**Exercise goal:**
Copy down every line where the string "this" shows up.

**Dataset extract:**
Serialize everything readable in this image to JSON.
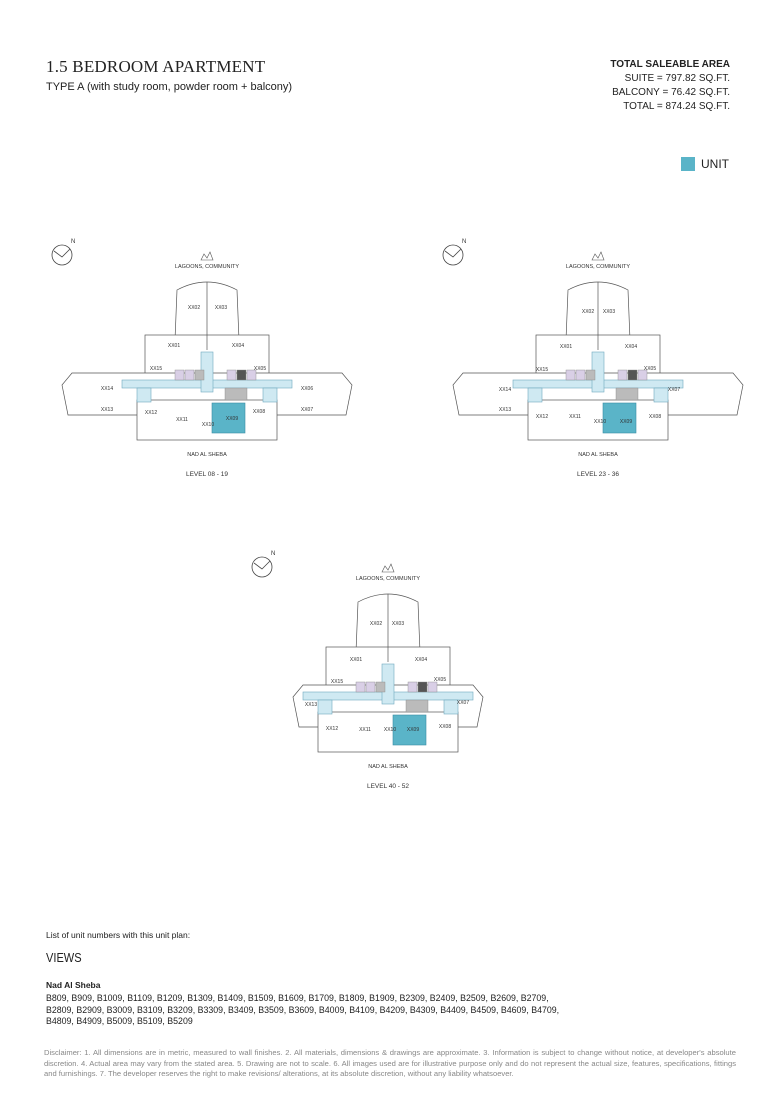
{
  "header": {
    "title": "1.5 BEDROOM APARTMENT",
    "subtitle": "TYPE A (with study room, powder room + balcony)"
  },
  "area": {
    "title": "TOTAL SALEABLE AREA",
    "lines": [
      "SUITE = 797.82 SQ.FT.",
      "BALCONY = 76.42 SQ.FT.",
      "TOTAL = 874.24 SQ.FT."
    ]
  },
  "legend": {
    "label": "UNIT"
  },
  "compass_label": "N",
  "plans": [
    {
      "top_label": "LAGOONS, COMMUNITY",
      "bottom_label": "NAD AL SHEBA",
      "level": "LEVEL 08 - 19",
      "units": [
        "XX02",
        "XX03",
        "XX01",
        "XX04",
        "XX15",
        "XX05",
        "XX14",
        "XX06",
        "XX13",
        "XX12",
        "XX11",
        "XX10",
        "XX09",
        "XX08",
        "XX07"
      ]
    },
    {
      "top_label": "LAGOONS, COMMUNITY",
      "bottom_label": "NAD AL SHEBA",
      "level": "LEVEL 23 - 36",
      "units": [
        "XX02",
        "XX03",
        "XX01",
        "XX04",
        "XX15",
        "XX05",
        "XX14",
        "XX07",
        "XX13",
        "XX12",
        "XX11",
        "XX10",
        "XX09",
        "XX08"
      ]
    },
    {
      "top_label": "LAGOONS, COMMUNITY",
      "bottom_label": "NAD AL SHEBA",
      "level": "LEVEL 40 - 52",
      "units": [
        "XX02",
        "XX03",
        "XX01",
        "XX04",
        "XX15",
        "XX05",
        "XX13",
        "XX07",
        "XX12",
        "XX11",
        "XX10",
        "XX09",
        "XX08"
      ]
    }
  ],
  "list": {
    "intro": "List of unit numbers with this unit plan:",
    "heading": "VIEWS",
    "group": "Nad Al Sheba",
    "units": "B809, B909, B1009, B1109, B1209, B1309, B1409, B1509, B1609, B1709, B1809, B1909, B2309, B2409, B2509, B2609, B2709, B2809, B2909, B3009, B3109, B3209, B3309, B3409, B3509, B3609, B4009, B4109, B4209, B4309, B4409, B4509, B4609, B4709, B4809, B4909, B5009, B5109, B5209"
  },
  "disclaimer": "Disclaimer: 1. All dimensions are in metric, measured to wall finishes. 2. All materials, dimensions & drawings are approximate. 3. Information is subject to change without notice, at developer's absolute discretion. 4. Actual area may vary from the stated area. 5. Drawing are not to scale. 6. All images used are for illustrative purpose only and do not represent the actual size, features, specifications, fittings and furnishings. 7. The developer reserves the right to make revisions/ alterations, at its absolute discretion, without any liability whatsoever."
}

**Solved problem:**
Serialize everything readable in this image to JSON.
    "intro": "List of unit numbers with this unit plan:",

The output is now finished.